** START OF Document excerpt **

# Emulsion coming off the screen



## GIV100 (Apr 11, 2017)

I'm new to this hobby and I'm using Jacquard Photo Emulsion & Diazo for my screen. I let the screen dry for 24 hours. It washing out fine as long as I don't have to use a lot of water. After I print and try to clean the screen, the design washes out. Mostly fine thin lines. Correct me if Im wrong but most of my research say the emulsion should stay on the screen unless I use some type of chemical/cleaner. Am I using a good emulsion? If not, what is a good product?


----------



## APlusDesignsInc (Jan 27, 2016)

Most likely it is because the screen is not being exposed long enough to your light source. Try increasing your exposure time. Have you ever tried calculating exposure time?


----------



## GIV100 (Apr 11, 2017)

No I have not tried calculating exposure time. I expose the screen 8-10 minutes.


----------



## APlusDesignsInc (Jan 27, 2016)

What is your light source? are you using and exposure table?


----------



## CCI Support (Apr 13, 2016)

APlusDesignsInc said:


> Most likely it is because the screen is not being exposed long enough to your light source. Try increasing your exposure time. Have you ever tried calculating exposure time?


Like APlusDesignsInc mentioned an exposure calculator would be able to solve your issue if it is due to timing. We can't say if its the emulsion since we don't know the age of it or how its being cared for. Give an exposure calculator a test see if it does the trick.


----------



## SIGN PRO 11645 (Apr 17, 2017)

not enough exposure time emulsion needs to bridge the silk fibers and adhere. then enough exposure time to solidify. also the screens need to be cleaned properly.


----------

** END OF Document excerpt **

Rewrite the part of the emulsion thread that begins at the words "# Emulsion coming" and stops after "a good product?", putting "48 hours" in place of "24 hours".

** START OF Dataset content **

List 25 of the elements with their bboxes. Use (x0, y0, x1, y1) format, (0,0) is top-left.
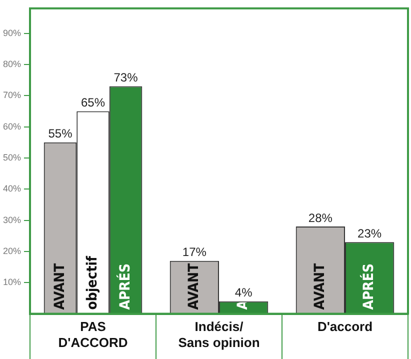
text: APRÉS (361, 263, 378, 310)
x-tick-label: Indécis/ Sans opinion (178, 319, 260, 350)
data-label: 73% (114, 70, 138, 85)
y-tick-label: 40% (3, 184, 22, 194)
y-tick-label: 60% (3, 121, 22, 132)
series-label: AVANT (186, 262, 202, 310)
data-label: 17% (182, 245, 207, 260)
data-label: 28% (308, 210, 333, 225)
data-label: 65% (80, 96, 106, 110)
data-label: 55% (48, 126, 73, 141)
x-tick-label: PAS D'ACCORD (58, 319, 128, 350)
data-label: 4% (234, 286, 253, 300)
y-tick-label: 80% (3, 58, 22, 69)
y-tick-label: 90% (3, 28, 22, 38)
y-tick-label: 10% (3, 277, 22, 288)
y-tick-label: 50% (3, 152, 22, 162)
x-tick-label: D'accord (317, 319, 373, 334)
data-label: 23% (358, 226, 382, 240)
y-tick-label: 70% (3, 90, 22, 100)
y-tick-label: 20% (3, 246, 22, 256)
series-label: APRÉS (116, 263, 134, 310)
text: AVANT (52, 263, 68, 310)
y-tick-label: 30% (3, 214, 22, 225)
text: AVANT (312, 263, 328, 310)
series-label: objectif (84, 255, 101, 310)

** END OF Dataset content **

▶ _The answer_:
# Emulsion coming off the screen



## GIV100 (Apr 11, 2017)

I'm new to this hobby and I'm using Jacquard Photo Emulsion & Diazo for my screen. I let the screen dry for 48 hours. It washing out fine as long as I don't have to use a lot of water. After I print and try to clean the screen, the design washes out. Mostly fine thin lines. Correct me if Im wrong but most of my research say the emulsion should stay on the screen unless I use some type of chemical/cleaner. Am I using a good emulsion? If not, what is a good product?